Provided material:
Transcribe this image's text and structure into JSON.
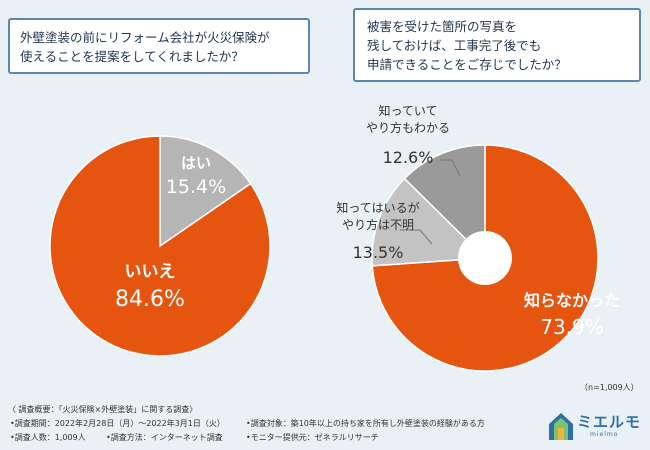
{
  "questions": [
    {
      "lines": [
        "外壁塗装の前にリフォーム会社が火災保険が",
        "使えることを提案をしてくれましたか？"
      ]
    },
    {
      "lines": [
        "被害を受けた箇所の写真を",
        "残しておけば、工事完了後でも",
        "申請できることをご存じでしたか？"
      ]
    }
  ],
  "chart_data": [
    {
      "type": "pie",
      "title": "外壁塗装の前にリフォーム会社が火災保険が使えることを提案をしてくれましたか？",
      "slices": [
        {
          "label": "はい",
          "value": 15.4,
          "value_text": "15.4%",
          "color": "#b5b5b5"
        },
        {
          "label": "いいえ",
          "value": 84.6,
          "value_text": "84.6%",
          "color": "#e65510"
        }
      ]
    },
    {
      "type": "pie",
      "title": "被害を受けた箇所の写真を残しておけば、工事完了後でも申請できることをご存じでしたか？",
      "donut": true,
      "slices": [
        {
          "label": "知らなかった",
          "value": 73.9,
          "value_text": "73.9%",
          "color": "#e65510"
        },
        {
          "label": "知ってはいるがやり方は不明",
          "value": 13.5,
          "value_text": "13.5%",
          "color": "#c3c3c3"
        },
        {
          "label": "知っていてやり方もわかる",
          "value": 12.6,
          "value_text": "12.6%",
          "color": "#9a9a9a"
        }
      ],
      "sample_size": "（n=1,009人）"
    }
  ],
  "footer": {
    "summary": "〈 調査概要：「火災保険×外壁塗装」に関する調査〉",
    "period": "•調査期間：2022年2月28日（月）～2022年3月1日（火）",
    "respondents": "•調査人数：1,009人",
    "method": "•調査方法：インターネット調査",
    "target": "•調査対象：築10年以上の持ち家を所有し外壁塗装の経験がある方",
    "panel": "•モニター提供元：ゼネラルリサーチ"
  },
  "logo": {
    "name": "ミエルモ",
    "sub": "mielmo"
  },
  "colors": {
    "orange": "#e65510",
    "border": "#5b87b5",
    "background": "#e9f1f7"
  }
}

Problem to work on: An exact transcription of all the entries is required, without the pictures.

Result for this task:
Transcribe this image's text and structure into JSON.
{
  "questions": [
    {
      "lines": [
        "外壁塗装の前にリフォーム会社が火災保険が",
        "使えることを提案をしてくれましたか？"
      ]
    },
    {
      "lines": [
        "被害を受けた箇所の写真を",
        "残しておけば、工事完了後でも",
        "申請できることをご存じでしたか？"
      ]
    }
  ],
  "chart_data": [
    {
      "type": "pie",
      "title": "外壁塗装の前にリフォーム会社が火災保険が使えることを提案をしてくれましたか？",
      "slices": [
        {
          "label": "はい",
          "value": 15.4,
          "value_text": "15.4%",
          "color": "#b5b5b5"
        },
        {
          "label": "いいえ",
          "value": 84.6,
          "value_text": "84.6%",
          "color": "#e65510"
        }
      ]
    },
    {
      "type": "pie",
      "title": "被害を受けた箇所の写真を残しておけば、工事完了後でも申請できることをご存じでしたか？",
      "donut": true,
      "slices": [
        {
          "label": "知らなかった",
          "value": 73.9,
          "value_text": "73.9%",
          "color": "#e65510"
        },
        {
          "label": "知ってはいるがやり方は不明",
          "value": 13.5,
          "value_text": "13.5%",
          "color": "#c3c3c3"
        },
        {
          "label": "知っていてやり方もわかる",
          "value": 12.6,
          "value_text": "12.6%",
          "color": "#9a9a9a"
        }
      ],
      "sample_size": "（n=1,009人）"
    }
  ],
  "footer": {
    "summary": "〈 調査概要：「火災保険×外壁塗装」に関する調査〉",
    "period": "•調査期間：2022年2月28日（月）～2022年3月1日（火）",
    "respondents": "•調査人数：1,009人",
    "method": "•調査方法：インターネット調査",
    "target": "•調査対象：築10年以上の持ち家を所有し外壁塗装の経験がある方",
    "panel": "•モニター提供元：ゼネラルリサーチ"
  },
  "logo": {
    "name": "ミエルモ",
    "sub": "mielmo"
  },
  "colors": {
    "orange": "#e65510",
    "border": "#5b87b5",
    "background": "#e9f1f7"
  }
}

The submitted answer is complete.